#### EXERCISE INSTRUCTIONS:
Gather each line in the entries that includes the string "Calender".

· · · · · · ·

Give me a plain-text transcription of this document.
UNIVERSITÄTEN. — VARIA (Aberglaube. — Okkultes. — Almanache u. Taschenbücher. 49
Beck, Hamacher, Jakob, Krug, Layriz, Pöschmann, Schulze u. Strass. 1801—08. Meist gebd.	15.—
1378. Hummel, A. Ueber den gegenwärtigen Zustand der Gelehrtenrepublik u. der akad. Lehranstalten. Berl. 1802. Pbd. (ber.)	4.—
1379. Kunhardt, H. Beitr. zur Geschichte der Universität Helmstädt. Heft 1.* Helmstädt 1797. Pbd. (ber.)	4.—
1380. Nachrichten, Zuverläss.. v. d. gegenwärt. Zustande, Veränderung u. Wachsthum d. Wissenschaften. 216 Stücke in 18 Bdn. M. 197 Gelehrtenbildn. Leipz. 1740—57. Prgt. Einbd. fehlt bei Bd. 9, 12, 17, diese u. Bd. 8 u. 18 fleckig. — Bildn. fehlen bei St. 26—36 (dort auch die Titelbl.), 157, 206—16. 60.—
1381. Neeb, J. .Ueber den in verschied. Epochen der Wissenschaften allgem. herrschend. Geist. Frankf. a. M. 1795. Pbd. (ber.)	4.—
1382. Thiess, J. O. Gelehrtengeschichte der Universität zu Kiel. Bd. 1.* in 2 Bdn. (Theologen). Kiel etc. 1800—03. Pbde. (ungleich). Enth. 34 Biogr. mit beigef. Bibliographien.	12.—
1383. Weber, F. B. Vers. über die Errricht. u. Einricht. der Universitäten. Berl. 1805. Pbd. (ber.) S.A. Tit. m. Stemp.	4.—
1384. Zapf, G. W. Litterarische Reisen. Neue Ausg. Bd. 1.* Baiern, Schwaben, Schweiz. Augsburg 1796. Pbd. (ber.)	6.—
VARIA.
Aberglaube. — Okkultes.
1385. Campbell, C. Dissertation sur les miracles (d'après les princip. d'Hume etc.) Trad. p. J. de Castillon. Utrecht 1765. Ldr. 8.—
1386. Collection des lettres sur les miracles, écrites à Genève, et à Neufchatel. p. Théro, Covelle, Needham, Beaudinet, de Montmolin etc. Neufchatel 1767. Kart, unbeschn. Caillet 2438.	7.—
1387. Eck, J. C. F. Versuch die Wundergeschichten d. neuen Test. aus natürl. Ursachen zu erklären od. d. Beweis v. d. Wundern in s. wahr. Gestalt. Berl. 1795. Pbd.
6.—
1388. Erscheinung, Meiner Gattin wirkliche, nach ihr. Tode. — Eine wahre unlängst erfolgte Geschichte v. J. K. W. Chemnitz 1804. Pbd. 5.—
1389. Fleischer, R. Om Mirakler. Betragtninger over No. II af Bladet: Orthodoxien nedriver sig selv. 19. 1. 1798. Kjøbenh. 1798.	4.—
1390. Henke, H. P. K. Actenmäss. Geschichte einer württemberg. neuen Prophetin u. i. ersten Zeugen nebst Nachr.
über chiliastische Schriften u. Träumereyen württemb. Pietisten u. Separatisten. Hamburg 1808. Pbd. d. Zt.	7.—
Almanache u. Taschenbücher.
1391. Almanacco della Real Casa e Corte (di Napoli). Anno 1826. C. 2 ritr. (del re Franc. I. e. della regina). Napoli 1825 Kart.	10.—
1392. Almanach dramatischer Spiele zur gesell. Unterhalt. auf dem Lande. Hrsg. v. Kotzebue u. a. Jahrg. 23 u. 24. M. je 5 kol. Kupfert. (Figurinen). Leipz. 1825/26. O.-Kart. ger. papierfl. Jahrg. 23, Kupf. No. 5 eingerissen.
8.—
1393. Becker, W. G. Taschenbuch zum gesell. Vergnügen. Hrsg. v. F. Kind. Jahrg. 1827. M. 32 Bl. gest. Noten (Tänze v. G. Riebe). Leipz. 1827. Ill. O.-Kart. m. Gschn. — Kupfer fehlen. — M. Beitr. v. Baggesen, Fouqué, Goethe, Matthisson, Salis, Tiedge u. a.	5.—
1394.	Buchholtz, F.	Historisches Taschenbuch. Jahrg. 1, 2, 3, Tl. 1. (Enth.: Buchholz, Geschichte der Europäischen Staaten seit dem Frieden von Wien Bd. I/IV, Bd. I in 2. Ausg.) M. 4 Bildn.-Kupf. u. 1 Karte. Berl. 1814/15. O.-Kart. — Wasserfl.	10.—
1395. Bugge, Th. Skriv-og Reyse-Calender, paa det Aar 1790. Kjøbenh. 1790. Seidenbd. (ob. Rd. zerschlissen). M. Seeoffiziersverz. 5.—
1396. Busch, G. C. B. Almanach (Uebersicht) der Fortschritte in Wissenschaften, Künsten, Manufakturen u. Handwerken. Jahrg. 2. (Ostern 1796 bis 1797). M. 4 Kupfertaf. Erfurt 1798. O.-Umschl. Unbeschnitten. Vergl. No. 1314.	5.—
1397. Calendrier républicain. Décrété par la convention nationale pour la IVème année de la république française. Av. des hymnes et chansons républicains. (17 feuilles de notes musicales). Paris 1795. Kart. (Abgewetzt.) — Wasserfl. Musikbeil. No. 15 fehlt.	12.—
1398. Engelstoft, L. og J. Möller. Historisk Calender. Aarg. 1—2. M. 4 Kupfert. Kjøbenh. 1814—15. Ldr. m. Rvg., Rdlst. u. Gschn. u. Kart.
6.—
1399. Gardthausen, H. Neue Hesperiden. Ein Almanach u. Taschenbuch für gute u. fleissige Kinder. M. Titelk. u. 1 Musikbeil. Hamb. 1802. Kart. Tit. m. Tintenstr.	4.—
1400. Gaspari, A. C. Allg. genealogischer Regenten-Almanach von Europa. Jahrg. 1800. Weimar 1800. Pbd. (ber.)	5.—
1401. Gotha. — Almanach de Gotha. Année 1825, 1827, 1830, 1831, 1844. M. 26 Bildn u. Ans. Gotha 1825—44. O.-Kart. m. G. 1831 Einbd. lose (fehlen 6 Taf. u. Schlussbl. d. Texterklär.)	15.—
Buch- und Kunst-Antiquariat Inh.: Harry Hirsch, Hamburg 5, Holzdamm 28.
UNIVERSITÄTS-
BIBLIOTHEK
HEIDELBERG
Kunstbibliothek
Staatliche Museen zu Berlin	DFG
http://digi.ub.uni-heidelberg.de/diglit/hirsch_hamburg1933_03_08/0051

· · · · · · ·

#### WRITTEN ANSWER:
1395. Bugge, Th. Skriv-og Reyse-Calender, paa det Aar 1790. Kjøbenh. 1790. Seidenbd. (ob. Rd. zerschlissen). M. Seeoffiziersverz. 5.—
1398. Engelstoft, L. og J. Möller. Historisk Calender. Aarg. 1—2. M. 4 Kupfert. Kjøbenh. 1814—15. Ldr. m. Rvg., Rdlst. u. Gschn. u. Kart.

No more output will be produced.